## [THE REQUEST]
Extract every line below that contains the word "name".
***** RECORDED INFORMATION *****
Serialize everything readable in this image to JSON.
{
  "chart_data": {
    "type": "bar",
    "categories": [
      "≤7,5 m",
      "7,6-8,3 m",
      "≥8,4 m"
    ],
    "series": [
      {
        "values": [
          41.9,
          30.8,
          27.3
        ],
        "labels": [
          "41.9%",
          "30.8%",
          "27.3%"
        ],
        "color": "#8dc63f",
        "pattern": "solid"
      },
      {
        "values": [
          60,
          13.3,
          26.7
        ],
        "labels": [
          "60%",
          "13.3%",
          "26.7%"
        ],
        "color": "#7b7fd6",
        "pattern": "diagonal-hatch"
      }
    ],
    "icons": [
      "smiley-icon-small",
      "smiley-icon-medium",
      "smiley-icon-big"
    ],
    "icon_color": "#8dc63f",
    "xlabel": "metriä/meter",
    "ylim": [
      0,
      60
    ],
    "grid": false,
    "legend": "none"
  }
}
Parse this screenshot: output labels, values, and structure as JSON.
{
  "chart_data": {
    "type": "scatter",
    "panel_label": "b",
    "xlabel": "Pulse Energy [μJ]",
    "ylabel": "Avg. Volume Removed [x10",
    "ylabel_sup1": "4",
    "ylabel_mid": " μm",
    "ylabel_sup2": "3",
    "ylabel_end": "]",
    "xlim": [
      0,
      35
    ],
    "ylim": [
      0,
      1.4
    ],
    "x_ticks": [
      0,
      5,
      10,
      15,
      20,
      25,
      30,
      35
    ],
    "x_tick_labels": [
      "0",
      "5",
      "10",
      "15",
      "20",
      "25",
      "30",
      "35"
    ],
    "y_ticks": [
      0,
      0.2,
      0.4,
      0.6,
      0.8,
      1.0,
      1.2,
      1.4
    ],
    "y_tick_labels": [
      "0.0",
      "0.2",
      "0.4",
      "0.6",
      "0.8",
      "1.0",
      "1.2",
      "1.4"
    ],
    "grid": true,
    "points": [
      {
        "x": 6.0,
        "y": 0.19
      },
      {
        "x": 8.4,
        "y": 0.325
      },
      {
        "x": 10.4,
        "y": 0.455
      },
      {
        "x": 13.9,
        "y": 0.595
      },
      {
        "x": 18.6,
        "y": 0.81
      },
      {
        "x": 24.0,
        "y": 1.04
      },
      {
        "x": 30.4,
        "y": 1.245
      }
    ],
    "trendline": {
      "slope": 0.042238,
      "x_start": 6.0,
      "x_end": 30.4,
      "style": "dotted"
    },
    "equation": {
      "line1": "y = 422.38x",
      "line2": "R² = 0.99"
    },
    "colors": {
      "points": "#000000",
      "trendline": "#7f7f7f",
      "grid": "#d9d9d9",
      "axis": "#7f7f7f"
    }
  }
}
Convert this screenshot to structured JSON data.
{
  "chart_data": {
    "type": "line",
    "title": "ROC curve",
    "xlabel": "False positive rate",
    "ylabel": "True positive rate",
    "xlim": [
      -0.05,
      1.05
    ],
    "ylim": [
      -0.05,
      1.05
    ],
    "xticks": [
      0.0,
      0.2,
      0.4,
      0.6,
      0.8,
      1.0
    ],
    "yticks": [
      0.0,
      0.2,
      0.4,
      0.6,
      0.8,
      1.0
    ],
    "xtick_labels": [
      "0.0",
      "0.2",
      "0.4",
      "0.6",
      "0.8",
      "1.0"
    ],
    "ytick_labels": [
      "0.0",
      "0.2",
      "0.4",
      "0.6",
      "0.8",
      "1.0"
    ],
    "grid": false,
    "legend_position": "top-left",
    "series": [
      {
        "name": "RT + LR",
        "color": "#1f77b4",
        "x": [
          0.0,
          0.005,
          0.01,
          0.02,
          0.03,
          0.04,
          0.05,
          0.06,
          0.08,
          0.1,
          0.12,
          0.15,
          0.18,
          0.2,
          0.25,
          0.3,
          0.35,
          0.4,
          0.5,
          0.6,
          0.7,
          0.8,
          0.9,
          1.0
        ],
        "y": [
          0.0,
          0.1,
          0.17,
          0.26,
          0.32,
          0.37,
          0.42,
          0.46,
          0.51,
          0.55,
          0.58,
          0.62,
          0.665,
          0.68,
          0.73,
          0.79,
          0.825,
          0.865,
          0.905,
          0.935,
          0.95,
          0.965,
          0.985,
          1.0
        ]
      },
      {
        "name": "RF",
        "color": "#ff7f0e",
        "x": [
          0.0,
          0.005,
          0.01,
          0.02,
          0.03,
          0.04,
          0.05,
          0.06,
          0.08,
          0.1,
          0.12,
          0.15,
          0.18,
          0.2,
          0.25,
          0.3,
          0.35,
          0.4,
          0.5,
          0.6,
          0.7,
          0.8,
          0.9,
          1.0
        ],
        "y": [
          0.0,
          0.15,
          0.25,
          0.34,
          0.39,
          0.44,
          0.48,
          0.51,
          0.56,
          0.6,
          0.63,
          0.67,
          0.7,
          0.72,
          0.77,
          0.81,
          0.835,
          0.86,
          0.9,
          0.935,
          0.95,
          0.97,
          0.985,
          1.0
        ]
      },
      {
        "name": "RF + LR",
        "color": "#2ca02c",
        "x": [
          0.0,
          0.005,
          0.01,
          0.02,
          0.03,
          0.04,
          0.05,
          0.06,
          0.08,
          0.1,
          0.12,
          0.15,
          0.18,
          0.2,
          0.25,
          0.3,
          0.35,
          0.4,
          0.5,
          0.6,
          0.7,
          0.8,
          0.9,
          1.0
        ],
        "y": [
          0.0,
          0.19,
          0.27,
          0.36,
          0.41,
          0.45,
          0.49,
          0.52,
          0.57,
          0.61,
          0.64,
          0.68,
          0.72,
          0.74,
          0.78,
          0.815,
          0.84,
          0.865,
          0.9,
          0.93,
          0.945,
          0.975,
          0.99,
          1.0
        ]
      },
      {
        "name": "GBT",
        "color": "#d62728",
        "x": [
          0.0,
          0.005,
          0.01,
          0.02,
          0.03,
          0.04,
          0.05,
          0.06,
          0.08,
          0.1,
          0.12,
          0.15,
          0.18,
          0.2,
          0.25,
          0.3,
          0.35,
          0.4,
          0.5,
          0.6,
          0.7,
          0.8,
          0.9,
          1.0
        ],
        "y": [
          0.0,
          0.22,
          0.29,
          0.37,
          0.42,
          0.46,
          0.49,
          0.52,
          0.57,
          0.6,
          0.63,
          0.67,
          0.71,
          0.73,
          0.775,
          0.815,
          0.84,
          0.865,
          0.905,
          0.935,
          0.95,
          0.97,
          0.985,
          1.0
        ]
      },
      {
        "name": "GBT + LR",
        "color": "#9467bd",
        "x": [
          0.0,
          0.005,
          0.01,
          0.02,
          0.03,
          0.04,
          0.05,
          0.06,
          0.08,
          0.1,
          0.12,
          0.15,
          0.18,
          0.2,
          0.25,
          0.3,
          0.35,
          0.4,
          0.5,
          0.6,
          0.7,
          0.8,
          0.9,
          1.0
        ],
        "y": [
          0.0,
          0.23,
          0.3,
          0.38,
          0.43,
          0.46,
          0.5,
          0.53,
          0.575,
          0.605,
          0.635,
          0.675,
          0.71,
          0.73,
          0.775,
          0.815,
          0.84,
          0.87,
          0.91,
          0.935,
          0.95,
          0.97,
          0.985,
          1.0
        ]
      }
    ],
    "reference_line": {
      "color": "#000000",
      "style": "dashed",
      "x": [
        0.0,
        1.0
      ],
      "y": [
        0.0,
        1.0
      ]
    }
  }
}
*****
## [THE OUTPUT]
        "name": "RT + LR",
        "name": "RF",
        "name": "RF + LR",
        "name": "GBT",
        "name": "GBT + LR",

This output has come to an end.